[BEGIN Record set]

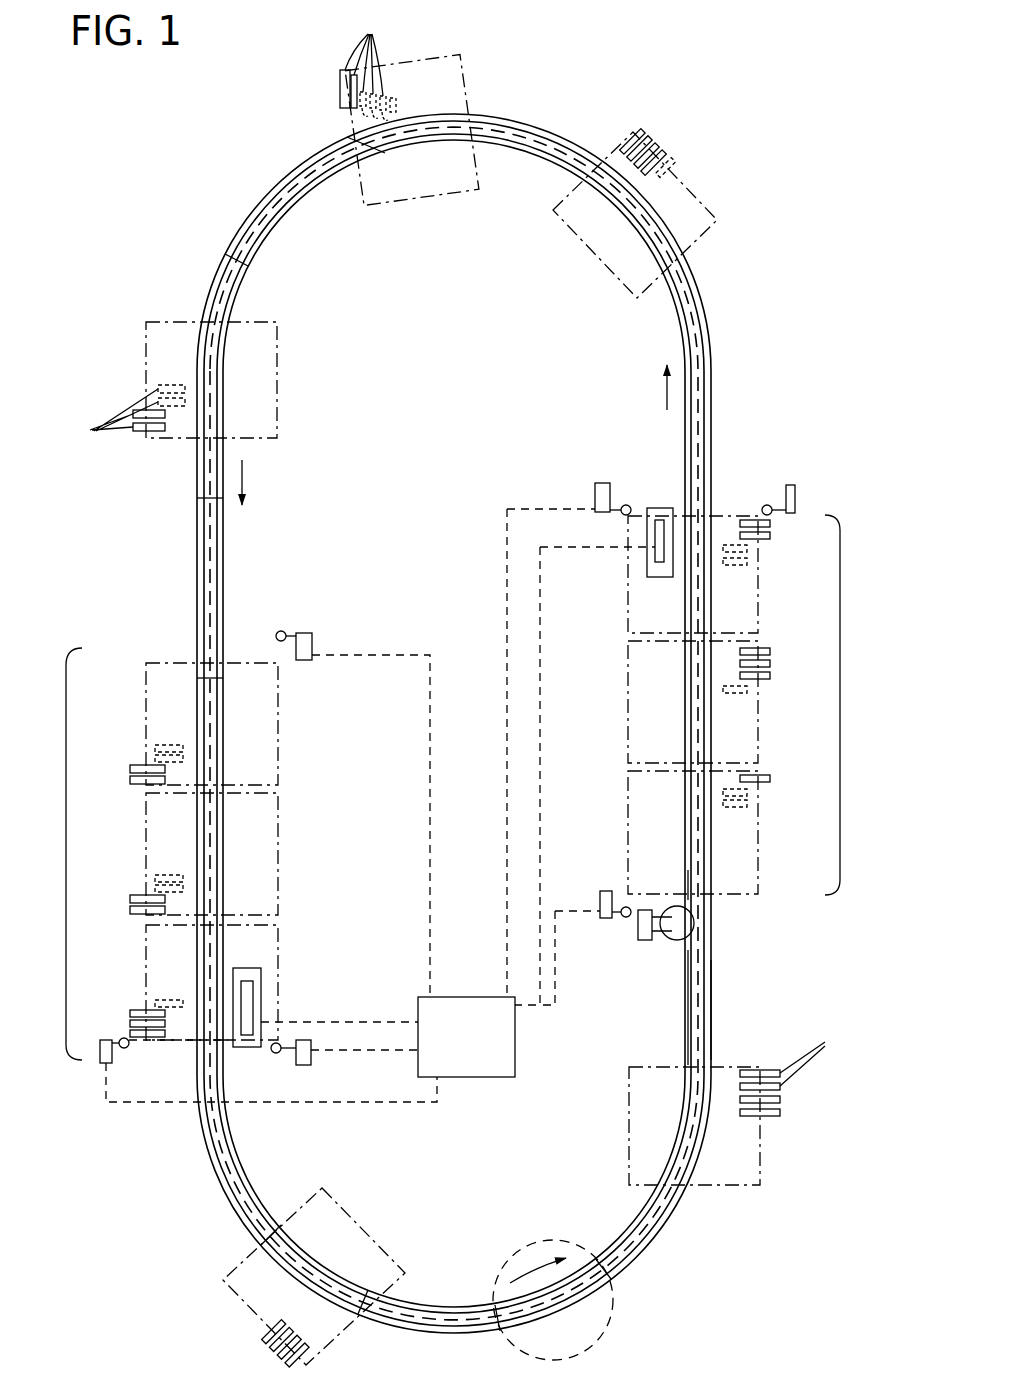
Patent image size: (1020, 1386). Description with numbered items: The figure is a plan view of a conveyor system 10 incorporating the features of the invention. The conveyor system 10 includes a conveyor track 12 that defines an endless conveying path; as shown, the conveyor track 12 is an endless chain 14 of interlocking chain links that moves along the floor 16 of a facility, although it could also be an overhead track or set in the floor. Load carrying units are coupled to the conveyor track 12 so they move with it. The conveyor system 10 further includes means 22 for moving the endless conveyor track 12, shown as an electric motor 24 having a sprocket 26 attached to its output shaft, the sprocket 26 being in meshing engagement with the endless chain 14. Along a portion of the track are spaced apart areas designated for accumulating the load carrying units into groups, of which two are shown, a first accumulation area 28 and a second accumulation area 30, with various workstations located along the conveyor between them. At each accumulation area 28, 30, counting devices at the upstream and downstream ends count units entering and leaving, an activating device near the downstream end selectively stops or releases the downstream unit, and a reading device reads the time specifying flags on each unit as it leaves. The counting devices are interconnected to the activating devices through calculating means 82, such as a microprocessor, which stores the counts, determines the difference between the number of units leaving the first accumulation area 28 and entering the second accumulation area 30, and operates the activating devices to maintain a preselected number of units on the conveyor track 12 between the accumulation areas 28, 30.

The conveyor system 10 is at (195, 410).
The conveyor track 12 is at (703, 330).
The endless chain 14 is at (696, 1010).
The floor 16 is at (778, 382).
The means for moving the endless conveyor track 22 is at (665, 946).
The electric motor 24 is at (643, 942).
The sprocket 26 is at (694, 918).
The first accumulation area 28 is at (843, 700).
The second accumulation area 30 is at (64, 885).
The calculating means 82 is at (465, 1063).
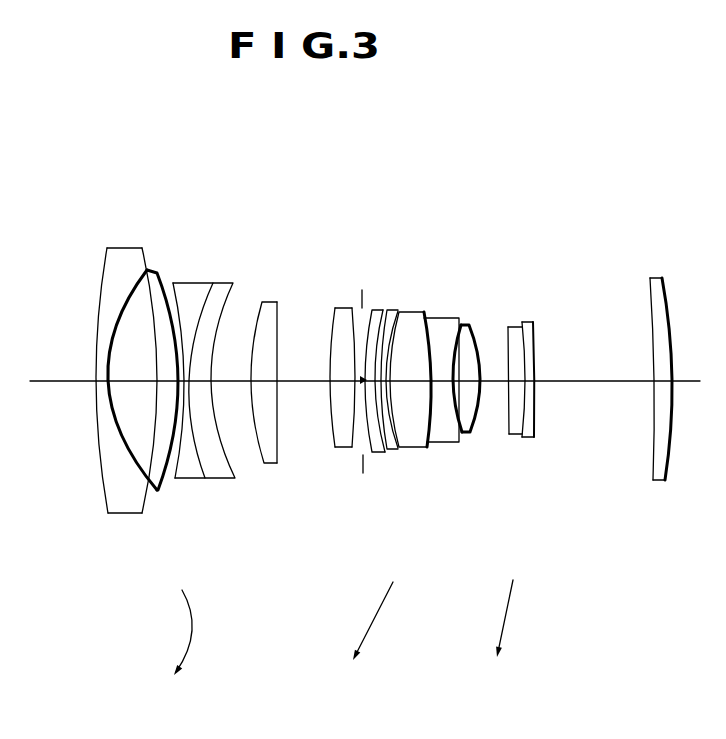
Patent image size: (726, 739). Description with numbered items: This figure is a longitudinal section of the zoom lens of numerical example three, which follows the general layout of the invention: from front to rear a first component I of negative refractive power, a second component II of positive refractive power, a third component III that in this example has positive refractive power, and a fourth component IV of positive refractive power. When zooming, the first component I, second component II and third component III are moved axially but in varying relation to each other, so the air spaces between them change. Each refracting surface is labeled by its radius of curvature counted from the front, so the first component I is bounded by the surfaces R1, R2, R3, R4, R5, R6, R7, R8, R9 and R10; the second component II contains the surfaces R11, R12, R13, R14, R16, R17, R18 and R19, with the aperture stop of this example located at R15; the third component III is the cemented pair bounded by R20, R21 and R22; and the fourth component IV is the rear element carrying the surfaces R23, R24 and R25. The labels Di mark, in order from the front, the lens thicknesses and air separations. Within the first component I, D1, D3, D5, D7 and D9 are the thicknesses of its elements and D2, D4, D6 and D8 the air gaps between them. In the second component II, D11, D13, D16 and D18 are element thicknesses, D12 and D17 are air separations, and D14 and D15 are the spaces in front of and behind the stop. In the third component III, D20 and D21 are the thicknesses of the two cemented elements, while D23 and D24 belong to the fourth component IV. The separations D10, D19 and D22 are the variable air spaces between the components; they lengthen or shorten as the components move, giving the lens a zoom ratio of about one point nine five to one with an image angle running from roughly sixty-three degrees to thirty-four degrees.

The first component I is at (287, 151).
The second component II is at (515, 149).
The third component III is at (620, 182).
The fourth component IV is at (712, 184).
The first lens surface R1 is at (100, 277).
The second lens surface R2 is at (135, 290).
The third lens surface R3 is at (143, 290).
The fourth lens surface R4 is at (171, 292).
The fifth lens surface R5 is at (173, 282).
The sixth lens surface R6 is at (210, 290).
The seventh lens surface R7 is at (233, 283).
The eighth lens surface R8 is at (263, 304).
The ninth lens surface R9 is at (278, 303).
The tenth lens surface R10 is at (343, 309).
The eleventh lens surface R11 is at (353, 309).
The twelfth lens surface R12 is at (371, 311).
The thirteenth lens surface R13 is at (370, 310).
The fourteenth lens surface R14 is at (381, 310).
The aperture stop R15 is at (397, 311).
The sixteenth lens surface R16 is at (423, 311).
The seventeenth lens surface R17 is at (445, 318).
The eighteenth lens surface R18 is at (458, 318).
The nineteenth lens surface R19 is at (470, 325).
The twentieth lens surface R20 is at (478, 330).
The twenty-first lens surface R21 is at (508, 326).
The twenty-second lens surface R22 is at (523, 322).
The twenty-third lens surface R23 is at (534, 322).
The twenty-fourth lens surface R24 is at (646, 282).
The twenty-fifth lens surface R25 is at (669, 290).
The first lens thickness D1 is at (100, 383).
The second air separation D2 is at (101, 383).
The third lens thickness D3 is at (157, 383).
The fourth air separation D4 is at (168, 383).
The fifth lens thickness D5 is at (184, 383).
The sixth air separation D6 is at (198, 383).
The seventh lens thickness D7 is at (235, 383).
The eighth air separation D8 is at (277, 462).
The ninth lens thickness D9 is at (302, 383).
The tenth air separation D10 is at (337, 383).
The eleventh lens thickness D11 is at (353, 383).
The twelfth air separation D12 is at (372, 383).
The thirteenth lens thickness D13 is at (380, 383).
The fourteenth air separation D14 is at (385, 383).
The fifteenth air separation D15 is at (390, 383).
The sixteenth lens thickness D16 is at (410, 383).
The seventeenth air separation D17 is at (452, 383).
The eighteenth lens thickness D18 is at (457, 383).
The nineteenth air separation D19 is at (472, 383).
The twentieth lens thickness D20 is at (492, 383).
The twenty-first lens thickness D21 is at (505, 383).
The twenty-second air separation D22 is at (530, 437).
The twenty-third lens thickness D23 is at (593, 385).
The twenty-fourth lens thickness or air separation D24 is at (655, 382).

[END Record set]

Prompt >>
Can you pull out every line above word for word, leaving the pictures out?

Solution for this problem >>
Patent image size: (1020, 1386). Description with numbered items: The figure is a plan view of a conveyor system 10 incorporating the features of the invention. The conveyor system 10 includes a conveyor track 12 that defines an endless conveying path; as shown, the conveyor track 12 is an endless chain 14 of interlocking chain links that moves along the floor 16 of a facility, although it could also be an overhead track or set in the floor. Load carrying units are coupled to the conveyor track 12 so they move with it. The conveyor system 10 further includes means 22 for moving the endless conveyor track 12, shown as an electric motor 24 having a sprocket 26 attached to its output shaft, the sprocket 26 being in meshing engagement with the endless chain 14. Along a portion of the track are spaced apart areas designated for accumulating the load carrying units into groups, of which two are shown, a first accumulation area 28 and a second accumulation area 30, with various workstations located along the conveyor between them. At each accumulation area 28, 30, counting devices at the upstream and downstream ends count units entering and leaving, an activating device near the downstream end selectively stops or releases the downstream unit, and a reading device reads the time specifying flags on each unit as it leaves. The counting devices are interconnected to the activating devices through calculating means 82, such as a microprocessor, which stores the counts, determines the difference between the number of units leaving the first accumulation area 28 and entering the second accumulation area 30, and operates the activating devices to maintain a preselected number of units on the conveyor track 12 between the accumulation areas 28, 30.

The conveyor system 10 is at (195, 410).
The conveyor track 12 is at (703, 330).
The endless chain 14 is at (696, 1010).
The floor 16 is at (778, 382).
The means for moving the endless conveyor track 22 is at (665, 946).
The electric motor 24 is at (643, 942).
The sprocket 26 is at (694, 918).
The first accumulation area 28 is at (843, 700).
The second accumulation area 30 is at (64, 885).
The calculating means 82 is at (465, 1063).
Patent image size: (726, 739). Description with numbered items: This figure is a longitudinal section of the zoom lens of numerical example three, which follows the general layout of the invention: from front to rear a first component I of negative refractive power, a second component II of positive refractive power, a third component III that in this example has positive refractive power, and a fourth component IV of positive refractive power. When zooming, the first component I, second component II and third component III are moved axially but in varying relation to each other, so the air spaces between them change. Each refracting surface is labeled by its radius of curvature counted from the front, so the first component I is bounded by the surfaces R1, R2, R3, R4, R5, R6, R7, R8, R9 and R10; the second component II contains the surfaces R11, R12, R13, R14, R16, R17, R18 and R19, with the aperture stop of this example located at R15; the third component III is the cemented pair bounded by R20, R21 and R22; and the fourth component IV is the rear element carrying the surfaces R23, R24 and R25. The labels Di mark, in order from the front, the lens thicknesses and air separations. Within the first component I, D1, D3, D5, D7 and D9 are the thicknesses of its elements and D2, D4, D6 and D8 the air gaps between them. In the second component II, D11, D13, D16 and D18 are element thicknesses, D12 and D17 are air separations, and D14 and D15 are the spaces in front of and behind the stop. In the third component III, D20 and D21 are the thicknesses of the two cemented elements, while D23 and D24 belong to the fourth component IV. The separations D10, D19 and D22 are the variable air spaces between the components; they lengthen or shorten as the components move, giving the lens a zoom ratio of about one point nine five to one with an image angle running from roughly sixty-three degrees to thirty-four degrees.

The first component I is at (287, 151).
The second component II is at (515, 149).
The third component III is at (620, 182).
The fourth component IV is at (712, 184).
The first lens surface R1 is at (100, 277).
The second lens surface R2 is at (135, 290).
The third lens surface R3 is at (143, 290).
The fourth lens surface R4 is at (171, 292).
The fifth lens surface R5 is at (173, 282).
The sixth lens surface R6 is at (210, 290).
The seventh lens surface R7 is at (233, 283).
The eighth lens surface R8 is at (263, 304).
The ninth lens surface R9 is at (278, 303).
The tenth lens surface R10 is at (343, 309).
The eleventh lens surface R11 is at (353, 309).
The twelfth lens surface R12 is at (371, 311).
The thirteenth lens surface R13 is at (370, 310).
The fourteenth lens surface R14 is at (381, 310).
The aperture stop R15 is at (397, 311).
The sixteenth lens surface R16 is at (423, 311).
The seventeenth lens surface R17 is at (445, 318).
The eighteenth lens surface R18 is at (458, 318).
The nineteenth lens surface R19 is at (470, 325).
The twentieth lens surface R20 is at (478, 330).
The twenty-first lens surface R21 is at (508, 326).
The twenty-second lens surface R22 is at (523, 322).
The twenty-third lens surface R23 is at (534, 322).
The twenty-fourth lens surface R24 is at (646, 282).
The twenty-fifth lens surface R25 is at (669, 290).
The first lens thickness D1 is at (100, 383).
The second air separation D2 is at (101, 383).
The third lens thickness D3 is at (157, 383).
The fourth air separation D4 is at (168, 383).
The fifth lens thickness D5 is at (184, 383).
The sixth air separation D6 is at (198, 383).
The seventh lens thickness D7 is at (235, 383).
The eighth air separation D8 is at (277, 462).
The ninth lens thickness D9 is at (302, 383).
The tenth air separation D10 is at (337, 383).
The eleventh lens thickness D11 is at (353, 383).
The twelfth air separation D12 is at (372, 383).
The thirteenth lens thickness D13 is at (380, 383).
The fourteenth air separation D14 is at (385, 383).
The fifteenth air separation D15 is at (390, 383).
The sixteenth lens thickness D16 is at (410, 383).
The seventeenth air separation D17 is at (452, 383).
The eighteenth lens thickness D18 is at (457, 383).
The nineteenth air separation D19 is at (472, 383).
The twentieth lens thickness D20 is at (492, 383).
The twenty-first lens thickness D21 is at (505, 383).
The twenty-second air separation D22 is at (530, 437).
The twenty-third lens thickness D23 is at (593, 385).
The twenty-fourth lens thickness or air separation D24 is at (655, 382).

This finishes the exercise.